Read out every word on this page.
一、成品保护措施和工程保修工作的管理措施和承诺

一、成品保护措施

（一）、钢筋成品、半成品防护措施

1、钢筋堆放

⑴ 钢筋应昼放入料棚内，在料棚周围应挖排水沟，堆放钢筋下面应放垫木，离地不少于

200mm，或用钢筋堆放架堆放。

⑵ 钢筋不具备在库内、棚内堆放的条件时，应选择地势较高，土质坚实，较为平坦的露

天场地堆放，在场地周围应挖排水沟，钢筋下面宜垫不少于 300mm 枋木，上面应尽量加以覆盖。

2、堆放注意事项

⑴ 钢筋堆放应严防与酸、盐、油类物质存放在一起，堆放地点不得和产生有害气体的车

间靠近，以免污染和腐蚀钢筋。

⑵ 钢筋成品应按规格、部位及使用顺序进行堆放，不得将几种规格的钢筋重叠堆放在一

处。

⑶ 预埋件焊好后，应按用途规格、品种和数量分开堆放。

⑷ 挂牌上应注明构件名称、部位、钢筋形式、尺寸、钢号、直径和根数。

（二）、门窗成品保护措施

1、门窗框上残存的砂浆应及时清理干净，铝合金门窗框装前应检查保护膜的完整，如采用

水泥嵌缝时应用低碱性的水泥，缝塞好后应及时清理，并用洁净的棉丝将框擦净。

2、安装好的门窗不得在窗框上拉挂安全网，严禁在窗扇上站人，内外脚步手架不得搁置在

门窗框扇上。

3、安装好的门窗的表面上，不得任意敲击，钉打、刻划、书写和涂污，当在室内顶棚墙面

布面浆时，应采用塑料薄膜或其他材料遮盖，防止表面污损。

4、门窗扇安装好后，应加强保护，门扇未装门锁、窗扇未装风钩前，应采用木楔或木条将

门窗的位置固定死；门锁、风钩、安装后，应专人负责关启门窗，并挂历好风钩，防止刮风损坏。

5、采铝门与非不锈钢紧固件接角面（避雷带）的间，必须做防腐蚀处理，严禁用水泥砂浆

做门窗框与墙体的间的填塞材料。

DIRECTIONS – From the data above, extract every line in its exact form.

REPLY TO THE EXERCISE –
Read out every word on this page.
一、成品保护措施和工程保修工作的管理措施和承诺

一、成品保护措施

（一）、钢筋成品、半成品防护措施

1、钢筋堆放

⑴ 钢筋应昼放入料棚内，在料棚周围应挖排水沟，堆放钢筋下面应放垫木，离地不少于

200mm，或用钢筋堆放架堆放。

⑵ 钢筋不具备在库内、棚内堆放的条件时，应选择地势较高，土质坚实，较为平坦的露

天场地堆放，在场地周围应挖排水沟，钢筋下面宜垫不少于 300mm 枋木，上面应尽量加以覆盖。

2、堆放注意事项

⑴ 钢筋堆放应严防与酸、盐、油类物质存放在一起，堆放地点不得和产生有害气体的车

间靠近，以免污染和腐蚀钢筋。

⑵ 钢筋成品应按规格、部位及使用顺序进行堆放，不得将几种规格的钢筋重叠堆放在一

处。

⑶ 预埋件焊好后，应按用途规格、品种和数量分开堆放。

⑷ 挂牌上应注明构件名称、部位、钢筋形式、尺寸、钢号、直径和根数。

（二）、门窗成品保护措施

1、门窗框上残存的砂浆应及时清理干净，铝合金门窗框装前应检查保护膜的完整，如采用

水泥嵌缝时应用低碱性的水泥，缝塞好后应及时清理，并用洁净的棉丝将框擦净。

2、安装好的门窗不得在窗框上拉挂安全网，严禁在窗扇上站人，内外脚步手架不得搁置在

门窗框扇上。

3、安装好的门窗的表面上，不得任意敲击，钉打、刻划、书写和涂污，当在室内顶棚墙面

布面浆时，应采用塑料薄膜或其他材料遮盖，防止表面污损。

4、门窗扇安装好后，应加强保护，门扇未装门锁、窗扇未装风钩前，应采用木楔或木条将

门窗的位置固定死；门锁、风钩、安装后，应专人负责关启门窗，并挂历好风钩，防止刮风损坏。

5、采铝门与非不锈钢紧固件接角面（避雷带）的间，必须做防腐蚀处理，严禁用水泥砂浆

做门窗框与墙体的间的填塞材料。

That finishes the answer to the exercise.